EXERCISE DATA:
______________________________

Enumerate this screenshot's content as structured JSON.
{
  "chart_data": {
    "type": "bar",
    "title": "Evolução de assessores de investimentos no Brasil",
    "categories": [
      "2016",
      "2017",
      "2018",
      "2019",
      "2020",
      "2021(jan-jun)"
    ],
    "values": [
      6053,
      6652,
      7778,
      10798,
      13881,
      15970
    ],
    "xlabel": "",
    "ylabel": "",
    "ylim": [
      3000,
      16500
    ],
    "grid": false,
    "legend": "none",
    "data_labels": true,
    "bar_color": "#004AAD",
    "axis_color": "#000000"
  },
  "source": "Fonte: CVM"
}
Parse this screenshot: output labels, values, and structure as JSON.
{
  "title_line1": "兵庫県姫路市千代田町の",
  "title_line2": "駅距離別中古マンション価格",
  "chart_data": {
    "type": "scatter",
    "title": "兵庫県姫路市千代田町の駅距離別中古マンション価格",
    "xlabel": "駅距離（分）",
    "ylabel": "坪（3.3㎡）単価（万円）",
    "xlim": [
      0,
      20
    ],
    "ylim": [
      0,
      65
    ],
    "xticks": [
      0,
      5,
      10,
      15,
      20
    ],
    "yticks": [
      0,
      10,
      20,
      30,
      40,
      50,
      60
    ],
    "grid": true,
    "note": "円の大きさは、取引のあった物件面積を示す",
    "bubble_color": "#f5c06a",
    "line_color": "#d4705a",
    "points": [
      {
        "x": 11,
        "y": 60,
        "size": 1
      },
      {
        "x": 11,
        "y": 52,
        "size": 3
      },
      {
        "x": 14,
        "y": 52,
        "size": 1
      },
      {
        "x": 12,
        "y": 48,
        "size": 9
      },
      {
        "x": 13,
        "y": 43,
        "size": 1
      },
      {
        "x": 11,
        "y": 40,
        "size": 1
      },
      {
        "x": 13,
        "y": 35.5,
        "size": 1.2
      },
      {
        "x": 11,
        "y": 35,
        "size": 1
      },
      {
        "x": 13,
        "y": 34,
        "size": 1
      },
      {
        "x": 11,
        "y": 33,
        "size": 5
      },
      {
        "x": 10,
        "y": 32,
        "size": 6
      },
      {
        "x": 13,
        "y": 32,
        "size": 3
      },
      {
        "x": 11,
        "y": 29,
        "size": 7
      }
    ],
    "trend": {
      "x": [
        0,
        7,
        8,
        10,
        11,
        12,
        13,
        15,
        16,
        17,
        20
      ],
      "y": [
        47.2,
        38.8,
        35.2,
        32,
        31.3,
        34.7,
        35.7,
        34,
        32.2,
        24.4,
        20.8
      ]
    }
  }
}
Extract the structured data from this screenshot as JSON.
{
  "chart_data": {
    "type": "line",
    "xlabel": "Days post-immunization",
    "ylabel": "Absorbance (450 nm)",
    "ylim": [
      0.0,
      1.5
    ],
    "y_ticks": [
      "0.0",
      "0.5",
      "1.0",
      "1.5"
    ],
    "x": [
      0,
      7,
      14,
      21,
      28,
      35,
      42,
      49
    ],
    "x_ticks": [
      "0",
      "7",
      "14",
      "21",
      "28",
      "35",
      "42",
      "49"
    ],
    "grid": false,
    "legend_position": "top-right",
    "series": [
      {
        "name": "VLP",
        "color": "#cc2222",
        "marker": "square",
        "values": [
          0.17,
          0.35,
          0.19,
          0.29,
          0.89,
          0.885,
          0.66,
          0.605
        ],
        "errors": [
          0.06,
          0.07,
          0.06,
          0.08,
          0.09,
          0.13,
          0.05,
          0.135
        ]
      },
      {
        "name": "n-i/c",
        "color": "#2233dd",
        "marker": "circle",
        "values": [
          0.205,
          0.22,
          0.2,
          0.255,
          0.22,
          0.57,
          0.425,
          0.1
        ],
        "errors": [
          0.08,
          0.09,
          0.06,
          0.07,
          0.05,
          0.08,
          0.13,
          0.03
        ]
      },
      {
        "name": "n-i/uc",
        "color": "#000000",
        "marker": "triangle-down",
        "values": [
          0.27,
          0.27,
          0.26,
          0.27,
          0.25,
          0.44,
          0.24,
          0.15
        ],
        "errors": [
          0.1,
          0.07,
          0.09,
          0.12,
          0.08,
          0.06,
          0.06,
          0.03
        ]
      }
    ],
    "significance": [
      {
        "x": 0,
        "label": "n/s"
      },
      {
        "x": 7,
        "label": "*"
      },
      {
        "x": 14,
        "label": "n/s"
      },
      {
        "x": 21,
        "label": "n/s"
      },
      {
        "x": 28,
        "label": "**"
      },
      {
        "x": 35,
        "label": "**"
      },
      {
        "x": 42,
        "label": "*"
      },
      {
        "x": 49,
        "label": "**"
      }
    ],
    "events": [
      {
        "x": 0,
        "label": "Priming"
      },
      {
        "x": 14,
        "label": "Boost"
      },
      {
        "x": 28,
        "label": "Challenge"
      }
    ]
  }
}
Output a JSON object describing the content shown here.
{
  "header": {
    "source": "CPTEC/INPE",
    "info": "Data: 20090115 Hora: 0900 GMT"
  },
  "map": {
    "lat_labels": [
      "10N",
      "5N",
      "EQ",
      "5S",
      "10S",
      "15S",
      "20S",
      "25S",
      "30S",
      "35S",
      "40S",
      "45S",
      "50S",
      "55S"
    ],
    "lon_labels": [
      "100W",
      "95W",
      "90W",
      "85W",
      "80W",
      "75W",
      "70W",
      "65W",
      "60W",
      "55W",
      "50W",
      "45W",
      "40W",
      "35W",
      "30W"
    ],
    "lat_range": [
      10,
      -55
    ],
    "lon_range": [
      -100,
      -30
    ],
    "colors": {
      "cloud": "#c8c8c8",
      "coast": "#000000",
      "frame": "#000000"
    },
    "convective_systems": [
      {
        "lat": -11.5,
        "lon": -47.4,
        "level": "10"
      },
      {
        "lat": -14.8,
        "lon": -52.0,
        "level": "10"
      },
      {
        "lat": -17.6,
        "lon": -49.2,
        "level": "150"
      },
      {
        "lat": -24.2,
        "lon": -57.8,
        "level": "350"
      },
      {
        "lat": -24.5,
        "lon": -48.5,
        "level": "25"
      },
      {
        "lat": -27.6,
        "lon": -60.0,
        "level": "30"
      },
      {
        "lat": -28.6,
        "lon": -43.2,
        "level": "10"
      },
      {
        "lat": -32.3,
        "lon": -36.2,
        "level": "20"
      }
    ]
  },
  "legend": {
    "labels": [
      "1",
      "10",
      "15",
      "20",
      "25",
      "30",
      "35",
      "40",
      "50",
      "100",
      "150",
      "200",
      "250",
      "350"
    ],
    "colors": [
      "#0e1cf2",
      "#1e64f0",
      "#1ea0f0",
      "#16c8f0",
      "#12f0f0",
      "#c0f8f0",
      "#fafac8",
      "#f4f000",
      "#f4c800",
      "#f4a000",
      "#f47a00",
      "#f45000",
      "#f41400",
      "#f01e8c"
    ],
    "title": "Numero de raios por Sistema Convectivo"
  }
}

______________________________

GOAL:
Check each line of the data above for the word "this" and say how many lines have it. Give the number alone.

REPLY:
3